-- BEGIN --

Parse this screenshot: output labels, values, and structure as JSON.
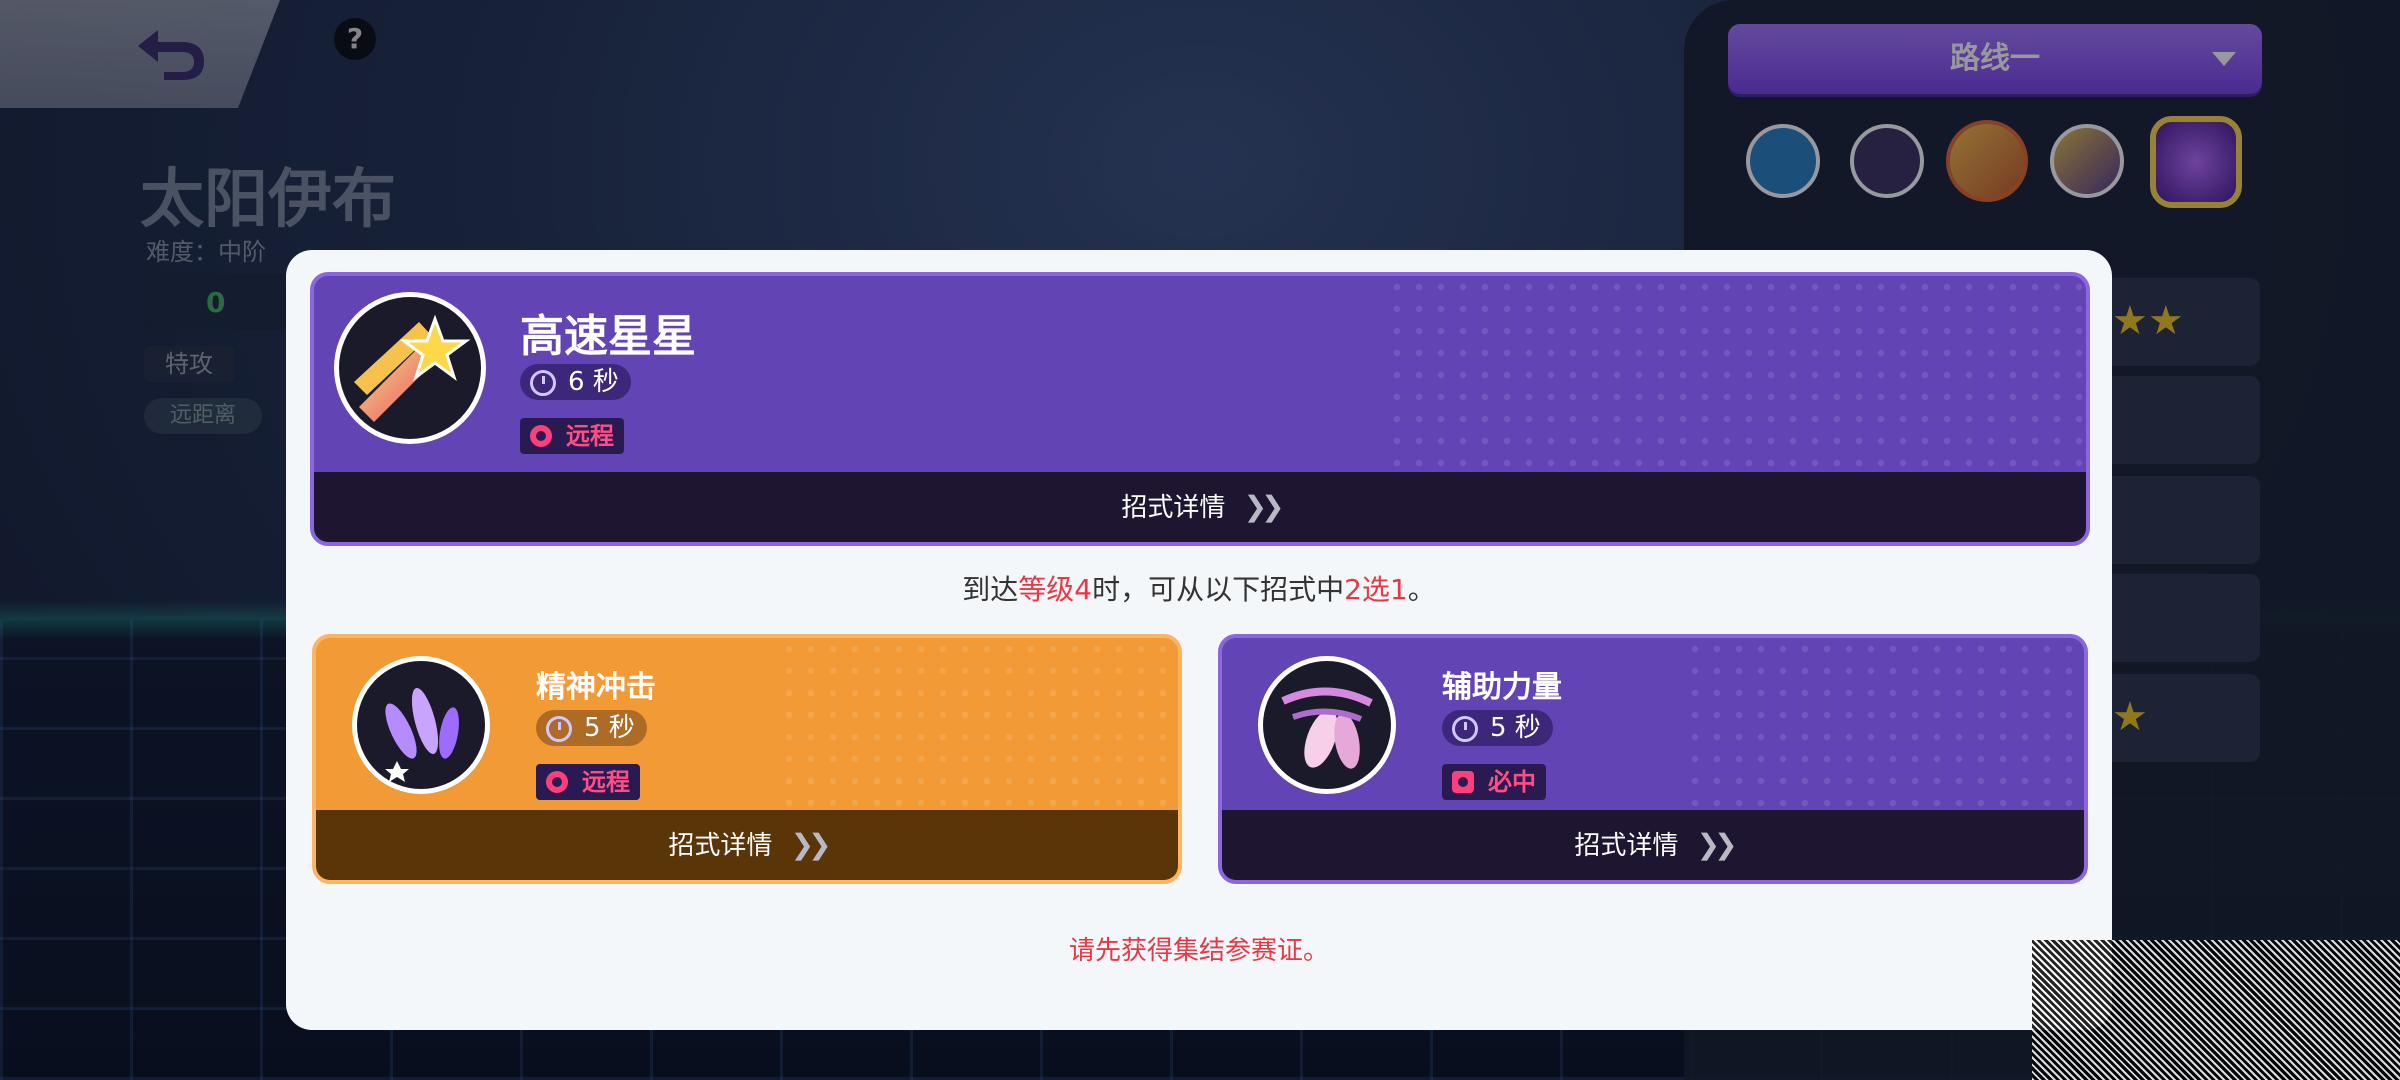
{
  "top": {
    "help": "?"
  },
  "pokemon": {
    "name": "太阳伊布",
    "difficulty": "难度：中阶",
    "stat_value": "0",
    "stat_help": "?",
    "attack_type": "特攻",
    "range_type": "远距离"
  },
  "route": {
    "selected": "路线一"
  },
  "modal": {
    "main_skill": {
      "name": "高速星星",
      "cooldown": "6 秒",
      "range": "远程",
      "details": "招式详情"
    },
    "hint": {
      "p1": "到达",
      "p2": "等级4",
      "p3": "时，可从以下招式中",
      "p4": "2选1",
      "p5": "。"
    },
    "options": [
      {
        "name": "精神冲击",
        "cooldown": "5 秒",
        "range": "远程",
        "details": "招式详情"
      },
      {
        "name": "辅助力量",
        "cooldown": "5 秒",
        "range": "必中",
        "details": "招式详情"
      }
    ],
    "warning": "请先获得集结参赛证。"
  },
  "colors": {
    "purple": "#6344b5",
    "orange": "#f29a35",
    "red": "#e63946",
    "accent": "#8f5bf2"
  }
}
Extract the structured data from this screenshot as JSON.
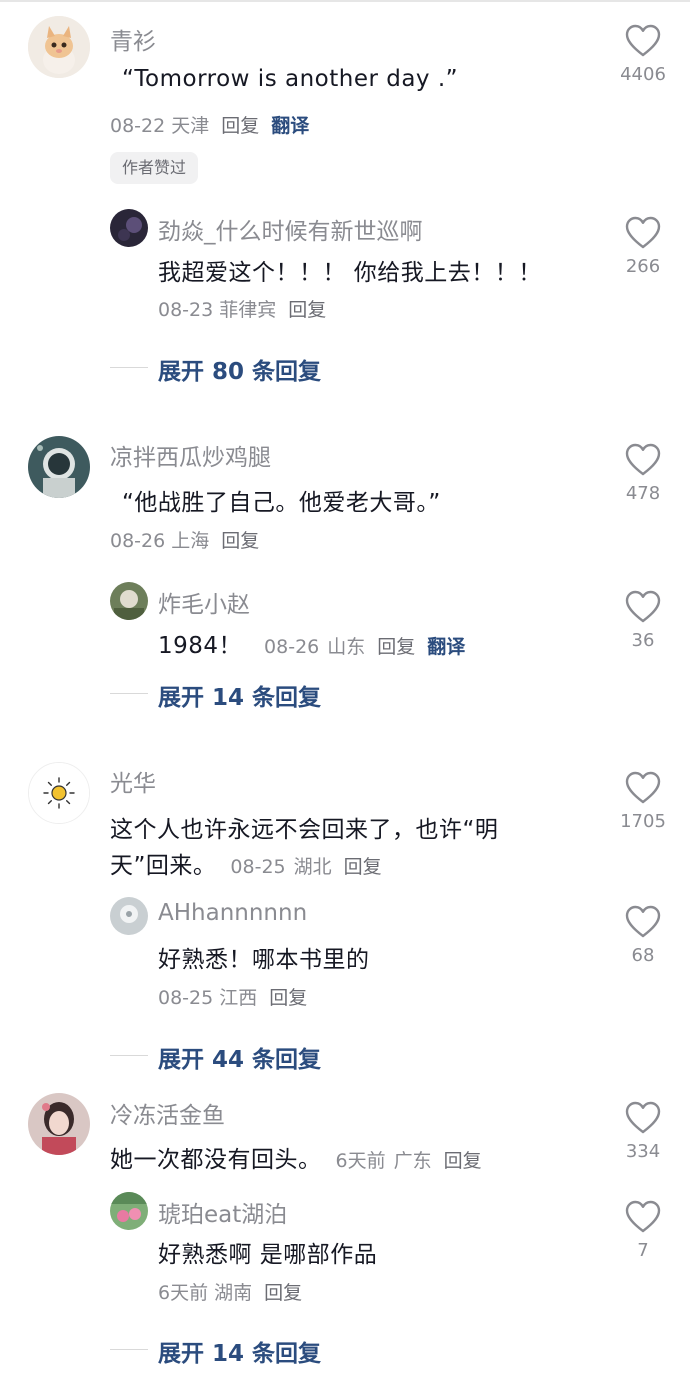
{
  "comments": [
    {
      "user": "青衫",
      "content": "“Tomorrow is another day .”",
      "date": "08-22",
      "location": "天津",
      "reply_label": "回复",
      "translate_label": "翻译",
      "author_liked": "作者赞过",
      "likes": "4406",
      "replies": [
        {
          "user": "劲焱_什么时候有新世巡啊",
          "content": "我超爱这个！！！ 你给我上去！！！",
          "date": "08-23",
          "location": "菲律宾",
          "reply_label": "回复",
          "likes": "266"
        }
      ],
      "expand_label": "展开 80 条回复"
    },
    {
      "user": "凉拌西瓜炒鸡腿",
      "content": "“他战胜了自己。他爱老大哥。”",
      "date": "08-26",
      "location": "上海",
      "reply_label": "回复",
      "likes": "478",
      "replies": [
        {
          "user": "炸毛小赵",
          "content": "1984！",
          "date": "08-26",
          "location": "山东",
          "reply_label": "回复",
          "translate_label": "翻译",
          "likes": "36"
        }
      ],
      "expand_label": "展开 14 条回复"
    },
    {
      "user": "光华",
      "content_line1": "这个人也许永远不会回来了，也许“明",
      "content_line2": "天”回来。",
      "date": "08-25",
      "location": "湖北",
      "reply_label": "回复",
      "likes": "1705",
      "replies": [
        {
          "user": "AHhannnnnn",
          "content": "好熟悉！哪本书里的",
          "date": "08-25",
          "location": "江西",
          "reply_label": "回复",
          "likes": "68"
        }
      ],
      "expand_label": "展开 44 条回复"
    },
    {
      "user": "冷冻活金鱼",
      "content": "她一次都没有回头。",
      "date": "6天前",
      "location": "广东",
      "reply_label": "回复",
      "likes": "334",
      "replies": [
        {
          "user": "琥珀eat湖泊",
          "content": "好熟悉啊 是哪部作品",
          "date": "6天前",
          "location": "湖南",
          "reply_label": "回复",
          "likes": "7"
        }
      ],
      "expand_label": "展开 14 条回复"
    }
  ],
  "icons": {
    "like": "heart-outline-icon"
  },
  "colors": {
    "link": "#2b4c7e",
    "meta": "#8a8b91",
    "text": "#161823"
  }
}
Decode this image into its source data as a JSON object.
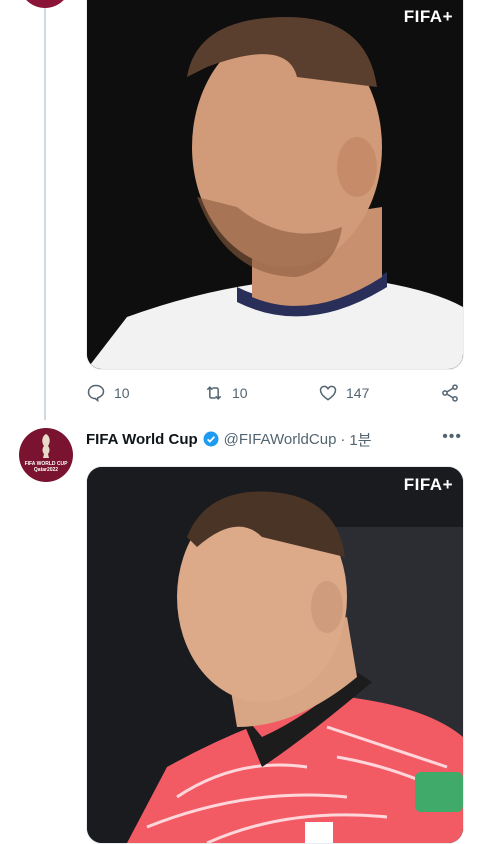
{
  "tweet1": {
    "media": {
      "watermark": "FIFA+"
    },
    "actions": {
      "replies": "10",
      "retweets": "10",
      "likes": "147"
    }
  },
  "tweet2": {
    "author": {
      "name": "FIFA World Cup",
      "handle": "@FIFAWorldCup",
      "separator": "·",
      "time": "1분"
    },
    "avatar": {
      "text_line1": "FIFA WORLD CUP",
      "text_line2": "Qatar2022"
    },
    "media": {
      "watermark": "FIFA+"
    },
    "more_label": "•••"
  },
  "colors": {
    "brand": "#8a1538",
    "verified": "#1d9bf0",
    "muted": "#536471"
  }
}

-- END --

WHAT THE TASK REQUIRES →
Look through the entries above; copy each line where the string "name" appears.

RESPONSE BELOW →
    "name": "太阳伊布",
      "name": "高速星星",
        "name": "精神冲击",
        "name": "辅助力量",
      "name": "FIFA World Cup",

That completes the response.